**Objective:** Can you retype every record below exactly as written?

--- Start ---

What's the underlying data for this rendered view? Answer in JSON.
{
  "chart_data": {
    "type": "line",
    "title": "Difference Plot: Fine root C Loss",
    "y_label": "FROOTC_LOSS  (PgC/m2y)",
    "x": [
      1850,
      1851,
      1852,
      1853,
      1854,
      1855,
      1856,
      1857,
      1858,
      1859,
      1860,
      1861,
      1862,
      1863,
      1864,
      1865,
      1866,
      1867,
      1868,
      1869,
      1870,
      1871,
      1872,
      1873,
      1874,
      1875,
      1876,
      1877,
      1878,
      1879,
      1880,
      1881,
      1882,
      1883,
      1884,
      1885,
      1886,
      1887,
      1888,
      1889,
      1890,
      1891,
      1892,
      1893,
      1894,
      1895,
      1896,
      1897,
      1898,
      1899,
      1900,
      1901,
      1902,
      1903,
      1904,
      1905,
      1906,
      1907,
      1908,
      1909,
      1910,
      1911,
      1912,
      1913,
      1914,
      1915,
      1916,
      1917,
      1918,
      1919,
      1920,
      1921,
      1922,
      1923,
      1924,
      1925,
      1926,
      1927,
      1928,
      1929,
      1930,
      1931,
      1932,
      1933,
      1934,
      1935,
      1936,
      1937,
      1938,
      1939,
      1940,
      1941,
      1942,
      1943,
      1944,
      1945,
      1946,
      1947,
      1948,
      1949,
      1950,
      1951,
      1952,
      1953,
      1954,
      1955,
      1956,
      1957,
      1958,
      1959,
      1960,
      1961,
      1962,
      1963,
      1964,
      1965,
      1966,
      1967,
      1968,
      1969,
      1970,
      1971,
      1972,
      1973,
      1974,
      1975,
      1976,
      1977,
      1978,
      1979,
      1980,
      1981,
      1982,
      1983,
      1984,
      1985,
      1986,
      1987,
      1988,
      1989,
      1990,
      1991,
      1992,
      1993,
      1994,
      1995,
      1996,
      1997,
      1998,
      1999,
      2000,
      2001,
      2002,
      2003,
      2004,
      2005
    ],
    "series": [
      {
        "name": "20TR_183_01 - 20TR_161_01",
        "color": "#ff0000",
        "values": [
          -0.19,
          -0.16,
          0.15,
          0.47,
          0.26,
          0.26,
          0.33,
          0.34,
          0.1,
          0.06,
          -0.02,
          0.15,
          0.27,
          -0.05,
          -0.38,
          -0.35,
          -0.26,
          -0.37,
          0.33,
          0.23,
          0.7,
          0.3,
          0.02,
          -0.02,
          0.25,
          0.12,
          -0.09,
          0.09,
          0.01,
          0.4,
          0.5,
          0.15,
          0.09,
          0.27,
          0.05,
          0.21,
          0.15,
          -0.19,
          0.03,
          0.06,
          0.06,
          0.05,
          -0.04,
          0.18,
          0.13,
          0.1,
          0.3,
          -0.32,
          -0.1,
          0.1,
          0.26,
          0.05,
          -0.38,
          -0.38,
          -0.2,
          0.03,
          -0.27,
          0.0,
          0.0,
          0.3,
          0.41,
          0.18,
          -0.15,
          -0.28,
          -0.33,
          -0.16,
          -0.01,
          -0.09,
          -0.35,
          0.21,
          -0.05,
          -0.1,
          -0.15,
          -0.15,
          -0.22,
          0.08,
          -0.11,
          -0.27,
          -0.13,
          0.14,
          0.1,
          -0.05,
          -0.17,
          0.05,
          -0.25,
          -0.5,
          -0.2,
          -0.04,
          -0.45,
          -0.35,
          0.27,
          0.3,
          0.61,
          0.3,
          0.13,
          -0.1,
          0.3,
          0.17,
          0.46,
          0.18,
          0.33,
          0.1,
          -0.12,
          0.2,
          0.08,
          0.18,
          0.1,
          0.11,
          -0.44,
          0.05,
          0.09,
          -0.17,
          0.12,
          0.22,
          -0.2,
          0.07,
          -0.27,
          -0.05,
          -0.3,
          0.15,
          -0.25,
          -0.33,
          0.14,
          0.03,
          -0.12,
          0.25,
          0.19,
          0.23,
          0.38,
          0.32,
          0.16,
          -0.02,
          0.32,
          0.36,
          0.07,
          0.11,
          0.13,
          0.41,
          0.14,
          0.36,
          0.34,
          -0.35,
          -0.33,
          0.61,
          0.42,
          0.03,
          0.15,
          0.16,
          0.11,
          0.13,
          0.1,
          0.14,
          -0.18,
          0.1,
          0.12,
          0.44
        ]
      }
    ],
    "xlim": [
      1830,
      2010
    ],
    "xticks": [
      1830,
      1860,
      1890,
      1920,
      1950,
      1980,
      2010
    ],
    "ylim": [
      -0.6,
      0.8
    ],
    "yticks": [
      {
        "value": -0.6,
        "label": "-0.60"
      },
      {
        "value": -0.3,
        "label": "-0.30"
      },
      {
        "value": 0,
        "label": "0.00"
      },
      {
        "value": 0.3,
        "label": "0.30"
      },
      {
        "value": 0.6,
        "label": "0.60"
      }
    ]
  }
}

--- End ---

**Written answer:**
What's the underlying data for this rendered view? Answer in JSON.
{
  "chart_data": {
    "type": "line",
    "title": "Difference Plot: Fine root C Loss",
    "y_label": "FROOTC_LOSS  (PgC/m2y)",
    "x": [
      1850,
      1851,
      1852,
      1853,
      1854,
      1855,
      1856,
      1857,
      1858,
      1859,
      1860,
      1861,
      1862,
      1863,
      1864,
      1865,
      1866,
      1867,
      1868,
      1869,
      1870,
      1871,
      1872,
      1873,
      1874,
      1875,
      1876,
      1877,
      1878,
      1879,
      1880,
      1881,
      1882,
      1883,
      1884,
      1885,
      1886,
      1887,
      1888,
      1889,
      1890,
      1891,
      1892,
      1893,
      1894,
      1895,
      1896,
      1897,
      1898,
      1899,
      1900,
      1901,
      1902,
      1903,
      1904,
      1905,
      1906,
      1907,
      1908,
      1909,
      1910,
      1911,
      1912,
      1913,
      1914,
      1915,
      1916,
      1917,
      1918,
      1919,
      1920,
      1921,
      1922,
      1923,
      1924,
      1925,
      1926,
      1927,
      1928,
      1929,
      1930,
      1931,
      1932,
      1933,
      1934,
      1935,
      1936,
      1937,
      1938,
      1939,
      1940,
      1941,
      1942,
      1943,
      1944,
      1945,
      1946,
      1947,
      1948,
      1949,
      1950,
      1951,
      1952,
      1953,
      1954,
      1955,
      1956,
      1957,
      1958,
      1959,
      1960,
      1961,
      1962,
      1963,
      1964,
      1965,
      1966,
      1967,
      1968,
      1969,
      1970,
      1971,
      1972,
      1973,
      1974,
      1975,
      1976,
      1977,
      1978,
      1979,
      1980,
      1981,
      1982,
      1983,
      1984,
      1985,
      1986,
      1987,
      1988,
      1989,
      1990,
      1991,
      1992,
      1993,
      1994,
      1995,
      1996,
      1997,
      1998,
      1999,
      2000,
      2001,
      2002,
      2003,
      2004,
      2005
    ],
    "series": [
      {
        "name": "20TR_183_01 - 20TR_161_01",
        "color": "#ff0000",
        "values": [
          -0.19,
          -0.16,
          0.15,
          0.47,
          0.26,
          0.26,
          0.33,
          0.34,
          0.1,
          0.06,
          -0.02,
          0.15,
          0.27,
          -0.05,
          -0.38,
          -0.35,
          -0.26,
          -0.37,
          0.33,
          0.23,
          0.7,
          0.3,
          0.02,
          -0.02,
          0.25,
          0.12,
          -0.09,
          0.09,
          0.01,
          0.4,
          0.5,
          0.15,
          0.09,
          0.27,
          0.05,
          0.21,
          0.15,
          -0.19,
          0.03,
          0.06,
          0.06,
          0.05,
          -0.04,
          0.18,
          0.13,
          0.1,
          0.3,
          -0.32,
          -0.1,
          0.1,
          0.26,
          0.05,
          -0.38,
          -0.38,
          -0.2,
          0.03,
          -0.27,
          0.0,
          0.0,
          0.3,
          0.41,
          0.18,
          -0.15,
          -0.28,
          -0.33,
          -0.16,
          -0.01,
          -0.09,
          -0.35,
          0.21,
          -0.05,
          -0.1,
          -0.15,
          -0.15,
          -0.22,
          0.08,
          -0.11,
          -0.27,
          -0.13,
          0.14,
          0.1,
          -0.05,
          -0.17,
          0.05,
          -0.25,
          -0.5,
          -0.2,
          -0.04,
          -0.45,
          -0.35,
          0.27,
          0.3,
          0.61,
          0.3,
          0.13,
          -0.1,
          0.3,
          0.17,
          0.46,
          0.18,
          0.33,
          0.1,
          -0.12,
          0.2,
          0.08,
          0.18,
          0.1,
          0.11,
          -0.44,
          0.05,
          0.09,
          -0.17,
          0.12,
          0.22,
          -0.2,
          0.07,
          -0.27,
          -0.05,
          -0.3,
          0.15,
          -0.25,
          -0.33,
          0.14,
          0.03,
          -0.12,
          0.25,
          0.19,
          0.23,
          0.38,
          0.32,
          0.16,
          -0.02,
          0.32,
          0.36,
          0.07,
          0.11,
          0.13,
          0.41,
          0.14,
          0.36,
          0.34,
          -0.35,
          -0.33,
          0.61,
          0.42,
          0.03,
          0.15,
          0.16,
          0.11,
          0.13,
          0.1,
          0.14,
          -0.18,
          0.1,
          0.12,
          0.44
        ]
      }
    ],
    "xlim": [
      1830,
      2010
    ],
    "xticks": [
      1830,
      1860,
      1890,
      1920,
      1950,
      1980,
      2010
    ],
    "ylim": [
      -0.6,
      0.8
    ],
    "yticks": [
      {
        "value": -0.6,
        "label": "-0.60"
      },
      {
        "value": -0.3,
        "label": "-0.30"
      },
      {
        "value": 0,
        "label": "0.00"
      },
      {
        "value": 0.3,
        "label": "0.30"
      },
      {
        "value": 0.6,
        "label": "0.60"
      }
    ]
  }
}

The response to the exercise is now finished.